▸ Text extract
- Church: Catholic Church
- Diocese: Diocese of Middlesbrough
- In office: 11 April 1929 – 22 November 1955
- Predecessor: Richard Lacy
- Successor: George Brunner
- Previous posts: Titular Bishop of Lamus (1921-1929) Coadjutor Bishop of Middlesbrough (1921-1929)

Orders
- Ordination: 29 June 1894
- Consecration: 29 June 1921 by Richard Lacy

Personal details
- Born: 12 February 1872 Knockannaveigh (northeast of New Inn), County Tipperary, United Kingdom of Great Britain and Ireland
- Died: 22 November 1955 (aged 83) Middlesbrough, Yorkshire, United Kingdom

= Thomas Shine =

Irish-born prelate (1872–1955)

Thomas Shine KC*HS (12 February 1872 – 22 November 1955) was an Irish-born prelate of the Roman Catholic Church. He served as the Bishop of Middlesbrough from 1929 to 1955.

Born in New Inn, County Tipperary, Ireland on 12 February 1872, completing his clerical studies in St. Joseph's Seminary, Leeds and, he was ordained to the priesthood on 29 June 1894. He was appointed Coadjutor Bishop of Middlesbrough and Titular Bishop of Lamus on 12 April 1921. His consecration to the Episcopate took place on 29 June 1921, the principal consecrator was Bishop Richard Lacy of Middlesbrough, and the principal co-consecrators were Bishop Joseph Cowgill of Leeds and Archbishop Frederick Keating of Liverpool. He preached the requiem mass for Mother Mary Loyola, the international bestselling author, with bishop Cowgill as the celebrant. On the death of Bishop Lacy on 11 April 1929, Shine automatically succeeded as the Bishop of Middlesbrough. He was appointed the personal title of archbishop on 19 January 1955.

▸ Instructions
**A.** Transcribe the passage of the Thomas Shine biography from "- Church: Catholic" up to and including "of Middlesbrough (1921-1929)".
**B.** Rewrite the entries from the first line up to and including the line with "freq-title: Ch1 Freq: [691, 24, 749, 38]", replacing "pulse-width" with "pulse-duration" and leaving everything else unchanged. Give only those lines.

▸ Exercise materials
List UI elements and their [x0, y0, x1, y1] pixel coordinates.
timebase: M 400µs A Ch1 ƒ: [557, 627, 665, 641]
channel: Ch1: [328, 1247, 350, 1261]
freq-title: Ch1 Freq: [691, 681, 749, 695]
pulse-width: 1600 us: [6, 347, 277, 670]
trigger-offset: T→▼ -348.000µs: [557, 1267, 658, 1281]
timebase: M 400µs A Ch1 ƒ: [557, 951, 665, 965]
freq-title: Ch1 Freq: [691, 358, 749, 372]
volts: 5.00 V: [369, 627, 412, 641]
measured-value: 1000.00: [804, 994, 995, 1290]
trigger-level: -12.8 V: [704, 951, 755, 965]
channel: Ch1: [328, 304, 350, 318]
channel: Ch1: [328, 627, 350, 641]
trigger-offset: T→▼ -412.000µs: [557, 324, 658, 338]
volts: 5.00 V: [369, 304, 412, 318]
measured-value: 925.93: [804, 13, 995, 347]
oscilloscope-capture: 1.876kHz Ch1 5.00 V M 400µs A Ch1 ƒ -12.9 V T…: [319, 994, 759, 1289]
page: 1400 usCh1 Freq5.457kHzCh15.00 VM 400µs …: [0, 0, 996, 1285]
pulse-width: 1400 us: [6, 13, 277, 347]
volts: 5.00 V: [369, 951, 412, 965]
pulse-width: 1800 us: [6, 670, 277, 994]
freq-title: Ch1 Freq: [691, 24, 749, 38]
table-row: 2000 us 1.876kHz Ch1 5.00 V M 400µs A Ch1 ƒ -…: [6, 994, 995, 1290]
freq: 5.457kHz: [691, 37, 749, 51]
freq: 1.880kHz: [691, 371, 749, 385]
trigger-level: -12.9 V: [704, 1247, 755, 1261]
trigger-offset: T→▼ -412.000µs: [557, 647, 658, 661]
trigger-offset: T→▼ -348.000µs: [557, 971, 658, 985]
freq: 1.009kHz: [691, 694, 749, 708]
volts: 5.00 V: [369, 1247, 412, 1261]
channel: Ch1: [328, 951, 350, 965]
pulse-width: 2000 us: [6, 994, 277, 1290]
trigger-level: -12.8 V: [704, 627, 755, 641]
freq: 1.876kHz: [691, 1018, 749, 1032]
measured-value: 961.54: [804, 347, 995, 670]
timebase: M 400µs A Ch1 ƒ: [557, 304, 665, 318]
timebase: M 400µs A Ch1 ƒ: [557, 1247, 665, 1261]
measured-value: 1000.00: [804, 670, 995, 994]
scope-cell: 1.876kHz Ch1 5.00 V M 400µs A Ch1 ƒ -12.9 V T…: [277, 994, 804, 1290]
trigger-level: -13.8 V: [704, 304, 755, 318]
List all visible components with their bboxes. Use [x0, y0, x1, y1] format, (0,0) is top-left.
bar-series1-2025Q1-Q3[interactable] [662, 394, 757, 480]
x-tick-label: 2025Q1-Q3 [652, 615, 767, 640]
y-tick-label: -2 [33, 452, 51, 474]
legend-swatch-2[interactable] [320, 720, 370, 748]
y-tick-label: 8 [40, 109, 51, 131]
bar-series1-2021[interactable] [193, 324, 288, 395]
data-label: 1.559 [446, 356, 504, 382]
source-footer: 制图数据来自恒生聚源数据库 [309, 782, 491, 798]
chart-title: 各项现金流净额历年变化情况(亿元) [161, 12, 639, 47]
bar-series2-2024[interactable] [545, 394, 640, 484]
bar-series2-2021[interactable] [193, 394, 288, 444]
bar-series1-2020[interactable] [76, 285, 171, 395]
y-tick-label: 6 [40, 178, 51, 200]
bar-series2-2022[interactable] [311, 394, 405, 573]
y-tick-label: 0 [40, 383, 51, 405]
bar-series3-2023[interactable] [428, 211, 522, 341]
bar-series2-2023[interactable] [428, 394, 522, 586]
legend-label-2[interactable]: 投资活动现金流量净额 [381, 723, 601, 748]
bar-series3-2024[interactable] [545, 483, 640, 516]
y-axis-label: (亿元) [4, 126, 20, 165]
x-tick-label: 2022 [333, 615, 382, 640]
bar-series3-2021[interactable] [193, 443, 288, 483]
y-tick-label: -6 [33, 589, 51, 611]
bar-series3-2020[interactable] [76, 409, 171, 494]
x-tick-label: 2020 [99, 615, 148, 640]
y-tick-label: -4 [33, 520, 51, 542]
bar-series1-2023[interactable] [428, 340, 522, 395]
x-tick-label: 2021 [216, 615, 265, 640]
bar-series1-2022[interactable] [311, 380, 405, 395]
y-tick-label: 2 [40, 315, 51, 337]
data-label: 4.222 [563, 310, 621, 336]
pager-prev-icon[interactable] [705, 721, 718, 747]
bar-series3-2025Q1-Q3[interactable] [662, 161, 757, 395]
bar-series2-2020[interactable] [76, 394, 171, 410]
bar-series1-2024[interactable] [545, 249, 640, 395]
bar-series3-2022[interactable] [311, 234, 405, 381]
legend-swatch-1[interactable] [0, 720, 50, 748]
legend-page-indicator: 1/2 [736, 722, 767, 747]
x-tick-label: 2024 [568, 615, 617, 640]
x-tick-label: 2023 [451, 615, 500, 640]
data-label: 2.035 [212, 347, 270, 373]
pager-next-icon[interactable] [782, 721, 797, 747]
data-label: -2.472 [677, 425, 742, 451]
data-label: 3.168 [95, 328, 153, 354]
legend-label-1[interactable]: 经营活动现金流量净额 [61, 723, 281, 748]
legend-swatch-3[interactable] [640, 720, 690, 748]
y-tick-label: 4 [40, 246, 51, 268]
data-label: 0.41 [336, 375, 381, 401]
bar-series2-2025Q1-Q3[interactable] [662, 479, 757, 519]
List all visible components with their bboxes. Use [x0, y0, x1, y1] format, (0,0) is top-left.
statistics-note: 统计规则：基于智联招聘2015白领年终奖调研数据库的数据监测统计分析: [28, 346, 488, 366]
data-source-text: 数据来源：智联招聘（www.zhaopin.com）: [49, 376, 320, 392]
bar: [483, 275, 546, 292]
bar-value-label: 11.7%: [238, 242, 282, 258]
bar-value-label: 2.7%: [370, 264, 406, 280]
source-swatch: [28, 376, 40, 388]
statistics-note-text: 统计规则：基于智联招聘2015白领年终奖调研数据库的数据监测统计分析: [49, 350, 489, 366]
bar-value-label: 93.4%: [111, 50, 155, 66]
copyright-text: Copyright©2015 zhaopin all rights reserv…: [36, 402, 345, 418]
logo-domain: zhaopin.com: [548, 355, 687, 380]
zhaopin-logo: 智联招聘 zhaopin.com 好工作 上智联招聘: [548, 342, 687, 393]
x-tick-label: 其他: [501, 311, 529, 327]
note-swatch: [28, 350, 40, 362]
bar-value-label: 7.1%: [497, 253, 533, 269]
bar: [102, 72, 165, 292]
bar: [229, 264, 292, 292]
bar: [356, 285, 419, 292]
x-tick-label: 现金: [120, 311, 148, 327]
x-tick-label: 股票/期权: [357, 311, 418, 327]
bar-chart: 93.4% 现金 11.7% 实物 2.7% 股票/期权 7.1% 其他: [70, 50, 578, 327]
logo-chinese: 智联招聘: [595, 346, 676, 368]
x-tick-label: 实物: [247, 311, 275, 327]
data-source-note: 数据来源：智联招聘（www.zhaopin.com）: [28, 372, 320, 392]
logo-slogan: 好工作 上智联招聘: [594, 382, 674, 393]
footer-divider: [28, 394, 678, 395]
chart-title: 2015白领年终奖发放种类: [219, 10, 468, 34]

▸ The results
**A.**
- Church: Catholic Church
- Diocese: Diocese of Middlesbrough
- In office: 11 April 1929 – 22 November 1955
- Predecessor: Richard Lacy
- Successor: George Brunner
- Previous posts: Titular Bishop of Lamus (1921-1929) Coadjutor Bishop of Middlesbrough (1921-1929)

**B.**
List UI elements and their [x0, y0, x1, y1] pixel coordinates.
timebase: M 400µs A Ch1 ƒ: [557, 627, 665, 641]
channel: Ch1: [328, 1247, 350, 1261]
freq-title: Ch1 Freq: [691, 681, 749, 695]
pulse-duration: 1600 us: [6, 347, 277, 670]
trigger-offset: T→▼ -348.000µs: [557, 1267, 658, 1281]
timebase: M 400µs A Ch1 ƒ: [557, 951, 665, 965]
freq-title: Ch1 Freq: [691, 358, 749, 372]
volts: 5.00 V: [369, 627, 412, 641]
measured-value: 1000.00: [804, 994, 995, 1290]
trigger-level: -12.8 V: [704, 951, 755, 965]
channel: Ch1: [328, 304, 350, 318]
channel: Ch1: [328, 627, 350, 641]
trigger-offset: T→▼ -412.000µs: [557, 324, 658, 338]
volts: 5.00 V: [369, 304, 412, 318]
measured-value: 925.93: [804, 13, 995, 347]
oscilloscope-capture: 1.876kHz Ch1 5.00 V M 400µs A Ch1 ƒ -12.9 V T…: [319, 994, 759, 1289]
page: 1400 usCh1 Freq5.457kHzCh15.00 VM 400µs …: [0, 0, 996, 1285]
pulse-duration: 1400 us: [6, 13, 277, 347]
volts: 5.00 V: [369, 951, 412, 965]
pulse-duration: 1800 us: [6, 670, 277, 994]
freq-title: Ch1 Freq: [691, 24, 749, 38]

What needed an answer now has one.